[Stored entries]
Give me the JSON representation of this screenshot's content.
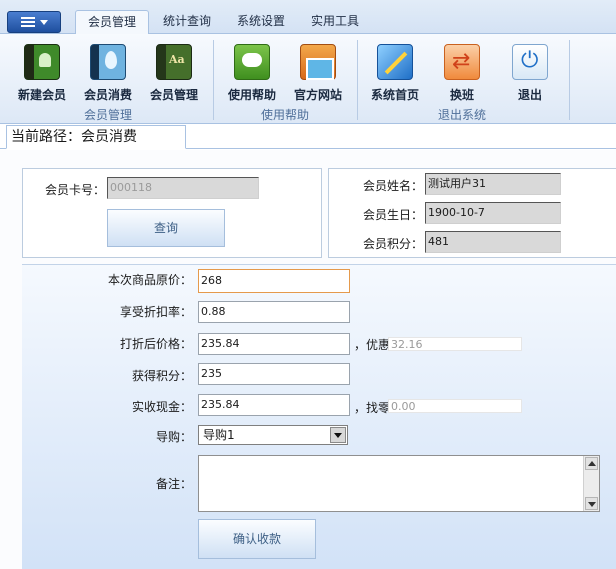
{
  "ribbon": {
    "tabs": [
      "会员管理",
      "统计查询",
      "系统设置",
      "实用工具"
    ],
    "buttons": {
      "new_member": "新建会员",
      "member_consume": "会员消费",
      "member_manage": "会员管理",
      "help": "使用帮助",
      "official_site": "官方网站",
      "home": "系统首页",
      "shift": "换班",
      "exit": "退出"
    },
    "groups": {
      "member": "会员管理",
      "help": "使用帮助",
      "exit": "退出系统"
    }
  },
  "breadcrumb": {
    "text": "当前路径：会员消费"
  },
  "lookup": {
    "card_label": "会员卡号：",
    "card_value": "000118",
    "query_button": "查询"
  },
  "member": {
    "name_label": "会员姓名：",
    "name_value": "测试用户31",
    "birthday_label": "会员生日：",
    "birthday_value": "1900-10-7",
    "points_label": "会员积分：",
    "points_value": "481"
  },
  "purchase": {
    "original_price_label": "本次商品原价：",
    "original_price_value": "268",
    "discount_label": "享受折扣率：",
    "discount_value": "0.88",
    "discounted_label": "打折后价格：",
    "discounted_value": "235.84",
    "saving_label": "，优惠",
    "saving_value": "32.16",
    "earned_points_label": "获得积分：",
    "earned_points_value": "235",
    "cash_label": "实收现金：",
    "cash_value": "235.84",
    "change_label": "，找零",
    "change_value": "0.00",
    "guide_label": "导购：",
    "guide_value": "导购1",
    "note_label": "备注：",
    "note_value": "",
    "confirm_button": "确认收款"
  }
}
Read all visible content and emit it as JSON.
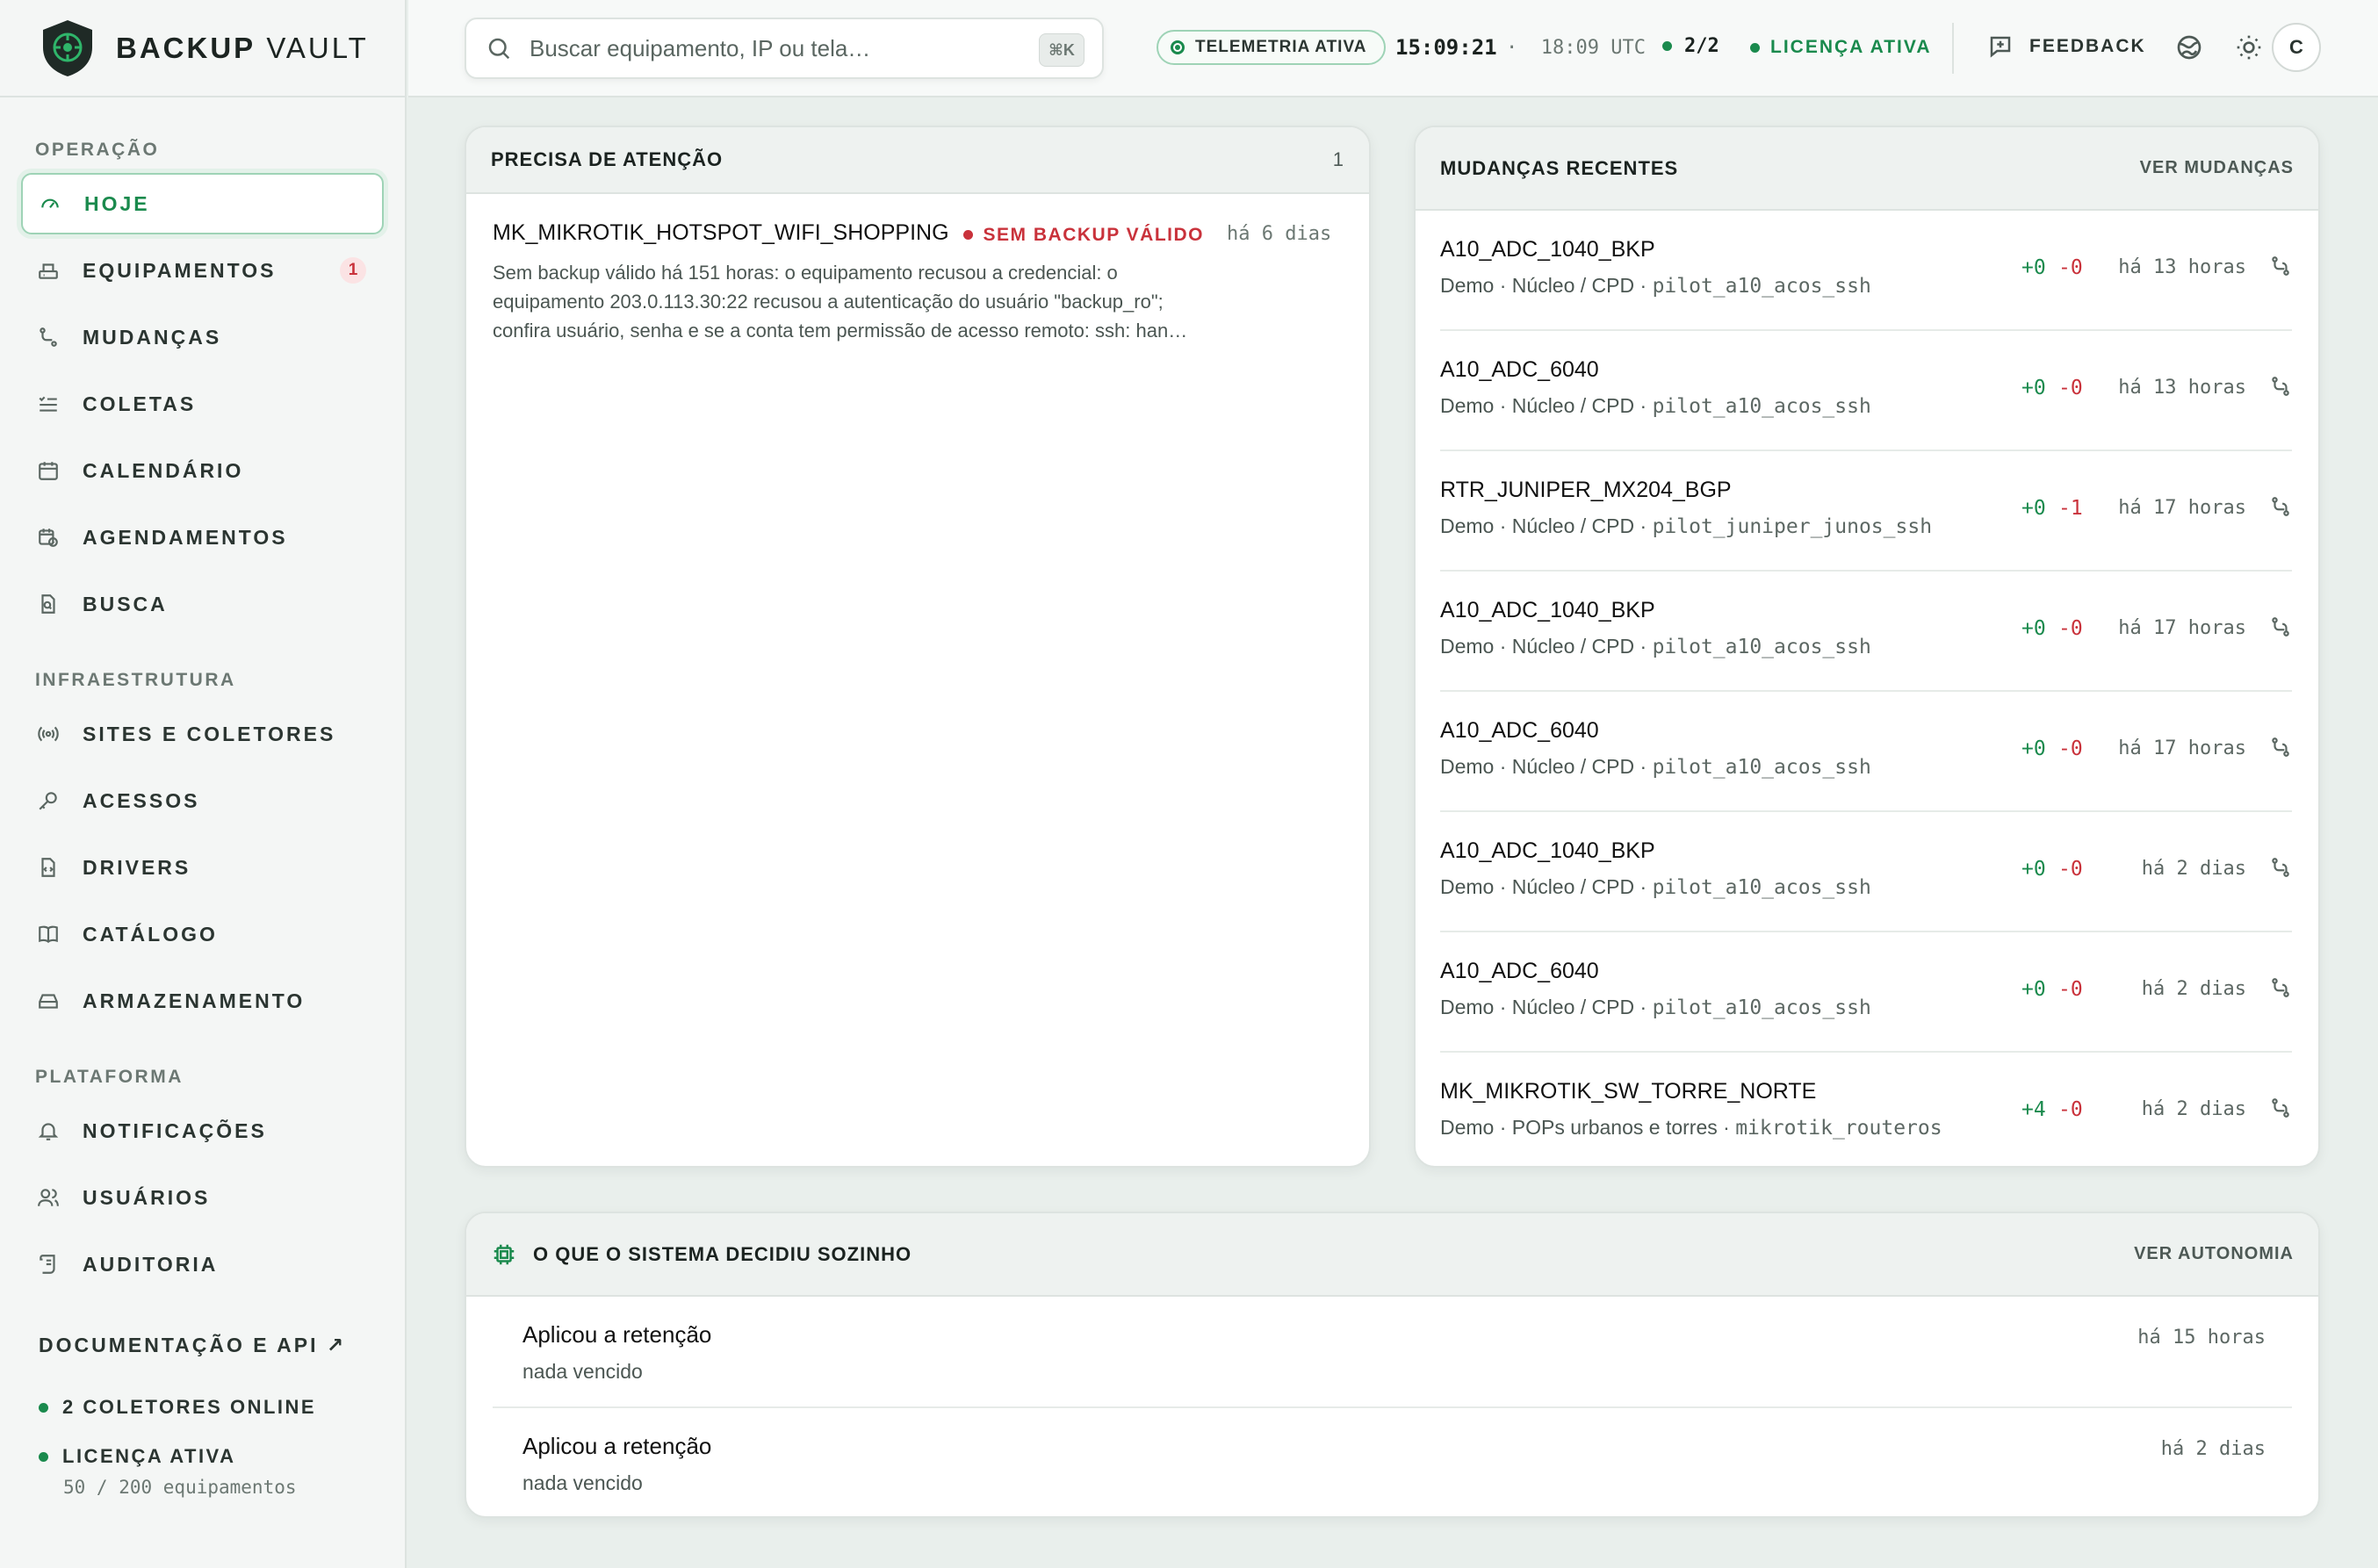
{
  "brand": {
    "bold": "BACKUP",
    "light": "VAULT"
  },
  "search": {
    "placeholder": "Buscar equipamento, IP ou tela…",
    "shortcut": "⌘K"
  },
  "topbar": {
    "telemetry": "TELEMETRIA ATIVA",
    "clock": "15:09:21",
    "separator": "·",
    "utc": "18:09 UTC",
    "collectors": "2/2",
    "license": "LICENÇA ATIVA",
    "feedback": "FEEDBACK",
    "avatar": "C",
    "icons": [
      "globe-icon",
      "sun-icon"
    ]
  },
  "sidebar": {
    "sections": [
      {
        "title": "OPERAÇÃO",
        "items": [
          {
            "label": "HOJE",
            "icon": "gauge-icon",
            "active": true
          },
          {
            "label": "EQUIPAMENTOS",
            "icon": "server-icon",
            "badge": "1"
          },
          {
            "label": "MUDANÇAS",
            "icon": "git-compare-icon"
          },
          {
            "label": "COLETAS",
            "icon": "list-check-icon"
          },
          {
            "label": "CALENDÁRIO",
            "icon": "calendar-icon"
          },
          {
            "label": "AGENDAMENTOS",
            "icon": "calendar-clock-icon"
          },
          {
            "label": "BUSCA",
            "icon": "file-search-icon"
          }
        ]
      },
      {
        "title": "INFRAESTRUTURA",
        "items": [
          {
            "label": "SITES E COLETORES",
            "icon": "radio-icon"
          },
          {
            "label": "ACESSOS",
            "icon": "key-icon"
          },
          {
            "label": "DRIVERS",
            "icon": "file-code-icon"
          },
          {
            "label": "CATÁLOGO",
            "icon": "book-icon"
          },
          {
            "label": "ARMAZENAMENTO",
            "icon": "hard-drive-icon"
          }
        ]
      },
      {
        "title": "PLATAFORMA",
        "items": [
          {
            "label": "NOTIFICAÇÕES",
            "icon": "bell-icon"
          },
          {
            "label": "USUÁRIOS",
            "icon": "users-icon"
          },
          {
            "label": "AUDITORIA",
            "icon": "scroll-icon"
          }
        ]
      }
    ],
    "docs": "DOCUMENTAÇÃO E API ↗",
    "collectors_online": "2 COLETORES ONLINE",
    "license": "LICENÇA ATIVA",
    "license_usage": "50 / 200 equipamentos"
  },
  "attention": {
    "title": "PRECISA DE ATENÇÃO",
    "count": "1",
    "items": [
      {
        "name": "MK_MIKROTIK_HOTSPOT_WIFI_SHOPPING",
        "flag": "SEM BACKUP VÁLIDO",
        "time": "há 6 dias",
        "text": "Sem backup válido há 151 horas: o equipamento recusou a credencial: o equipamento 203.0.113.30:22 recusou a autenticação do usuário \"backup_ro\"; confira usuário, senha e se a conta tem permissão de acesso remoto: ssh: han…"
      }
    ]
  },
  "changes": {
    "title": "MUDANÇAS RECENTES",
    "link": "VER MUDANÇAS",
    "rows": [
      {
        "name": "A10_ADC_1040_BKP",
        "meta": "Demo · Núcleo / CPD · ",
        "driver": "pilot_a10_acos_ssh",
        "add": "+0",
        "del": "-0",
        "time": "há 13 horas"
      },
      {
        "name": "A10_ADC_6040",
        "meta": "Demo · Núcleo / CPD · ",
        "driver": "pilot_a10_acos_ssh",
        "add": "+0",
        "del": "-0",
        "time": "há 13 horas"
      },
      {
        "name": "RTR_JUNIPER_MX204_BGP",
        "meta": "Demo · Núcleo / CPD · ",
        "driver": "pilot_juniper_junos_ssh",
        "add": "+0",
        "del": "-1",
        "time": "há 17 horas"
      },
      {
        "name": "A10_ADC_1040_BKP",
        "meta": "Demo · Núcleo / CPD · ",
        "driver": "pilot_a10_acos_ssh",
        "add": "+0",
        "del": "-0",
        "time": "há 17 horas"
      },
      {
        "name": "A10_ADC_6040",
        "meta": "Demo · Núcleo / CPD · ",
        "driver": "pilot_a10_acos_ssh",
        "add": "+0",
        "del": "-0",
        "time": "há 17 horas"
      },
      {
        "name": "A10_ADC_1040_BKP",
        "meta": "Demo · Núcleo / CPD · ",
        "driver": "pilot_a10_acos_ssh",
        "add": "+0",
        "del": "-0",
        "time": "há 2 dias"
      },
      {
        "name": "A10_ADC_6040",
        "meta": "Demo · Núcleo / CPD · ",
        "driver": "pilot_a10_acos_ssh",
        "add": "+0",
        "del": "-0",
        "time": "há 2 dias"
      },
      {
        "name": "MK_MIKROTIK_SW_TORRE_NORTE",
        "meta": "Demo · POPs urbanos e torres · ",
        "driver": "mikrotik_routeros",
        "add": "+4",
        "del": "-0",
        "time": "há 2 dias"
      }
    ]
  },
  "autonomy": {
    "title": "O QUE O SISTEMA DECIDIU SOZINHO",
    "link": "VER AUTONOMIA",
    "rows": [
      {
        "title": "Aplicou a retenção",
        "sub": "nada vencido",
        "time": "há 15 horas"
      },
      {
        "title": "Aplicou a retenção",
        "sub": "nada vencido",
        "time": "há 2 dias"
      }
    ]
  },
  "colors": {
    "accent": "#1a8a4d",
    "danger": "#c9323b",
    "background": "#e9efec"
  }
}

Given request:
Identify each line in the entries with the word "clock" and copy it.

Problem solution:
    "clock": "15:09:21",
            "icon": "calendar-clock-icon"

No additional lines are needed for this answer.